§ **Text to read**

* BEGIN *

Even though we are not within the boundaries of the Greenbelt, we've been trying to do our part to maintain the natural landscape. As I walked through the gardens this morning, admiring the beauty of our first snowfall, I had bittersweet feelings.



We know that on our own property we have done things wrong in the past. Things like paving our driveway. We should have either left the driveway gravel or installed a surface that would allow rain to slowly seep into the soil below.



For the past few years, we've embraced the notion of leaving our garden plants in place over the winter. They are home to many beneficial insects. Why ruin the home of something that helps to feed me?


Bonus: there is beauty in decay.



Our small piece of land increasingly feeds more people. We've tried to strike a balance between encouraging native species around the edges, gardening in the middle where there is sun and perennial and fruit gardens in between the two.

* END *

§ **Data shown**
* BEGIN *

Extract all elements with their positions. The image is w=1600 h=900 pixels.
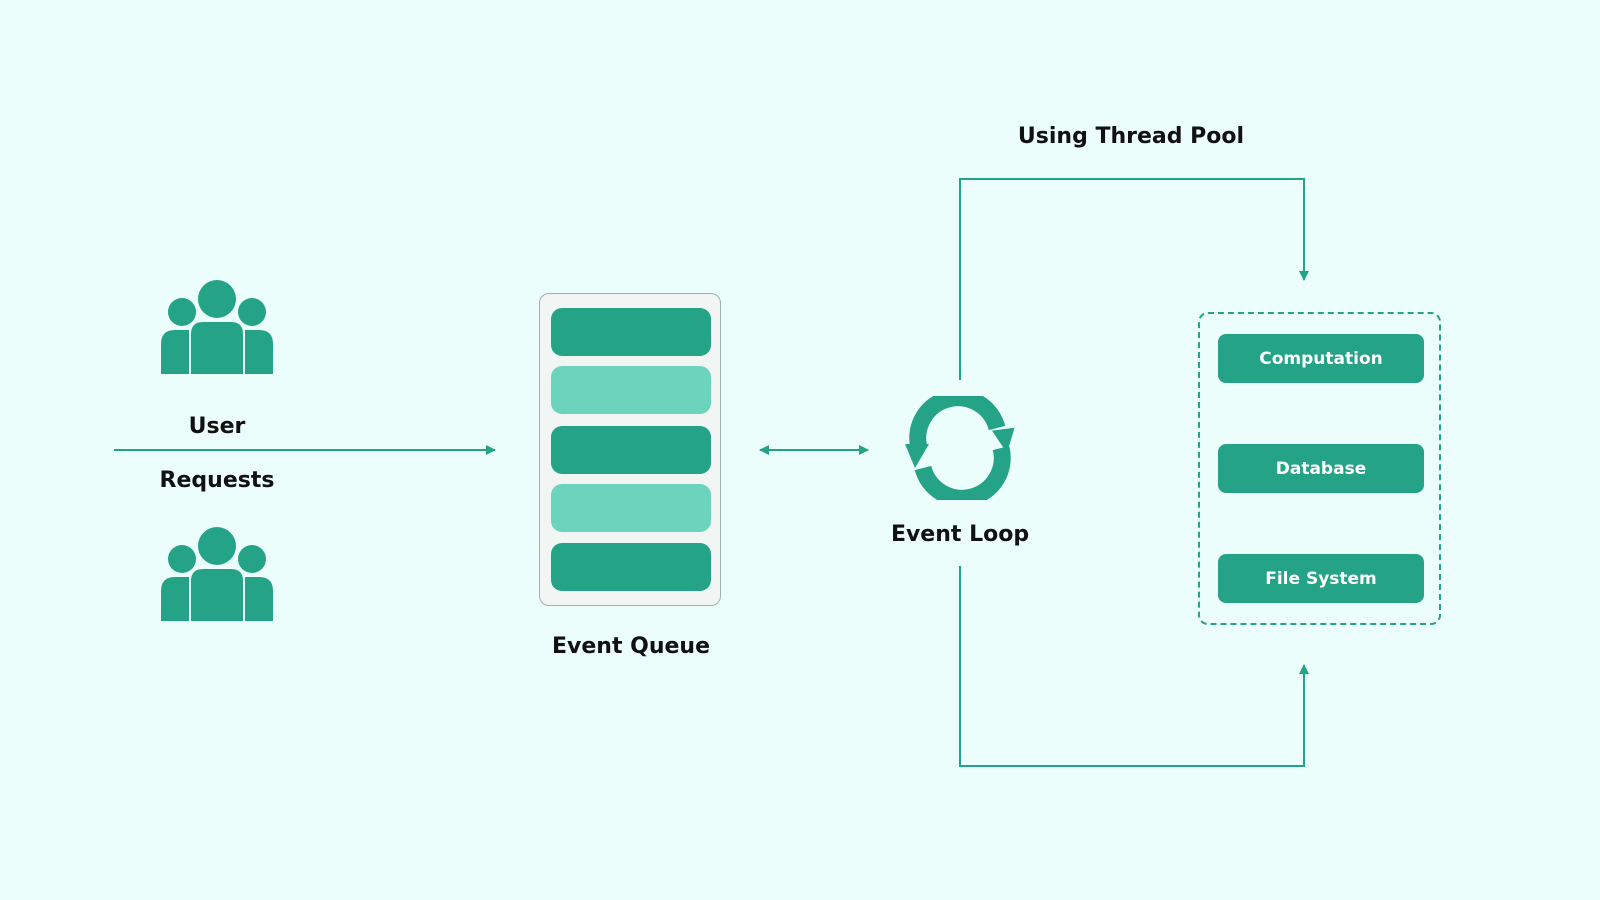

* END *

§ **What is asked**
a - From the garden text, output everything from "We know that" down to "between the two.".
b - Based on the garden text, state whether each of the following statements agrees with it, answering yes or no and quoting the deciding words: (i) The property lies within the boundaries of the Greenbelt. (ii) The garden plants are left in place over the winter. (iii) The driveway was left as gravel.
c - According to the garden text, why are the garden plants left standing through the winter? Answer in one to three sentences.

§ **The results**
a -
We know that on our own property we have done things wrong in the past. Things like paving our driveway. We should have either left the driveway gravel or installed a surface that would allow rain to slowly seep into the soil below.



For the past few years, we've embraced the notion of leaving our garden plants in place over the winter. They are home to many beneficial insects. Why ruin the home of something that helps to feed me?


Bonus: there is beauty in decay.



Our small piece of land increasingly feeds more people. We've tried to strike a balance between encouraging native species around the edges, gardening in the middle where there is sun and perennial and fruit gardens in between the two.

b -
(i) No: "Even though we are not within the boundaries of the Greenbelt"
(ii) Yes: "we've embraced the notion of leaving our garden plants in place over the winter"
(iii) No: "Things like paving our driveway."

c - The plants are home to many beneficial insects, and those insects help to feed the writer. Removing the plants would ruin the home of something useful. The text also notes that there is beauty in decay.